**TASK STATEMENT:** Copy out the records in full, word for word, without pictures.

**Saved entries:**
>> Start

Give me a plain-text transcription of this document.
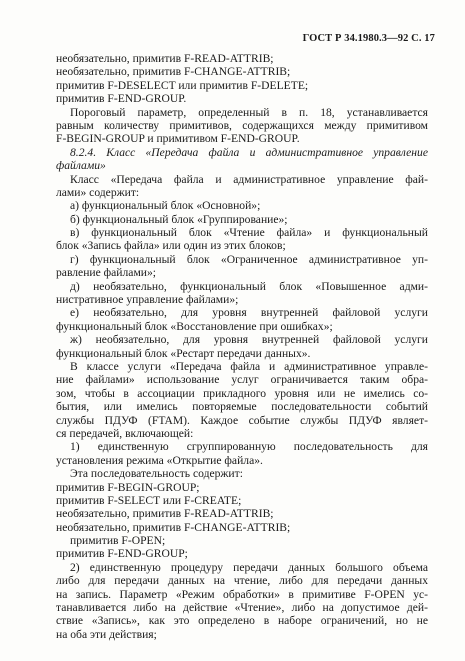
ГОСТ Р 34.1980.3—92 С. 17
необязательно, примитив F-READ-ATTRIB;
необязательно, примитив F-CHANGE-ATTRIB;
примитив F-DESELECT или примитив F-DELETE;
примитив F-END-GROUP.
Пороговый параметр, определенный в п. 18, устанавливается
равным количеству примитивов, содержащихся между примитивом
F-BEGIN-GROUP и примитивом F-END-GROUP.
8.2.4. Класс «Передача файла и административное управление
файлами»
Класс «Передача файла и административное управление фай-
лами» содержит:
а) функциональный блок «Основной»;
б) функциональный блок «Группирование»;
в) функциональный блок «Чтение файла» и функциональный
блок «Запись файла» или один из этих блоков;
г) функциональный блок «Ограниченное административное уп-
равление файлами»;
д) необязательно, функциональный блок «Повышенное адми-
нистративное управление файлами»;
е) необязательно, для уровня внутренней файловой услуги
функциональный блок «Восстановление при ошибках»;
ж) необязательно, для уровня внутренней файловой услуги
функциональный блок «Рестарт передачи данных».
В классе услуги «Передача файла и административное управле-
ние файлами» использование услуг ограничивается таким обра-
зом, чтобы в ассоциации прикладного уровня или не имелись со-
бытия, или имелись повторяемые последовательности событий
службы ПДУФ (FTAM). Каждое событие службы ПДУФ являет-
ся передачей, включающей:
1) единственную сгруппированную последовательность для
установления режима «Открытие файла».
Эта последовательность содержит:
примитив F-BEGIN-GROUP;
примитив F-SELECT или F-CREATE;
необязательно, примитив F-READ-ATTRIB;
необязательно, примитив F-CHANGE-ATTRIB;
примитив F-OPEN;
примитив F-END-GROUP;
2) единственную процедуру передачи данных большого объема
либо для передачи данных на чтение, либо для передачи данных
на запись. Параметр «Режим обработки» в примитиве F-OPEN ус-
танавливается либо на действие «Чтение», либо на допустимое дей-
ствие «Запись», как это определено в наборе ограничений, но не
на оба эти действия;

>> End

**SOLUTION FOR THIS EXERCISE:**
Give me a plain-text transcription of this document.
ГОСТ Р 34.1980.3—92 С. 17
необязательно, примитив F-READ-ATTRIB;
необязательно, примитив F-CHANGE-ATTRIB;
примитив F-DESELECT или примитив F-DELETE;
примитив F-END-GROUP.
Пороговый параметр, определенный в п. 18, устанавливается
равным количеству примитивов, содержащихся между примитивом
F-BEGIN-GROUP и примитивом F-END-GROUP.
8.2.4. Класс «Передача файла и административное управление
файлами»
Класс «Передача файла и административное управление фай-
лами» содержит:
а) функциональный блок «Основной»;
б) функциональный блок «Группирование»;
в) функциональный блок «Чтение файла» и функциональный
блок «Запись файла» или один из этих блоков;
г) функциональный блок «Ограниченное административное уп-
равление файлами»;
д) необязательно, функциональный блок «Повышенное адми-
нистративное управление файлами»;
е) необязательно, для уровня внутренней файловой услуги
функциональный блок «Восстановление при ошибках»;
ж) необязательно, для уровня внутренней файловой услуги
функциональный блок «Рестарт передачи данных».
В классе услуги «Передача файла и административное управле-
ние файлами» использование услуг ограничивается таким обра-
зом, чтобы в ассоциации прикладного уровня или не имелись со-
бытия, или имелись повторяемые последовательности событий
службы ПДУФ (FTAM). Каждое событие службы ПДУФ являет-
ся передачей, включающей:
1) единственную сгруппированную последовательность для
установления режима «Открытие файла».
Эта последовательность содержит:
примитив F-BEGIN-GROUP;
примитив F-SELECT или F-CREATE;
необязательно, примитив F-READ-ATTRIB;
необязательно, примитив F-CHANGE-ATTRIB;
примитив F-OPEN;
примитив F-END-GROUP;
2) единственную процедуру передачи данных большого объема
либо для передачи данных на чтение, либо для передачи данных
на запись. Параметр «Режим обработки» в примитиве F-OPEN ус-
танавливается либо на действие «Чтение», либо на допустимое дей-
ствие «Запись», как это определено в наборе ограничений, но не
на оба эти действия;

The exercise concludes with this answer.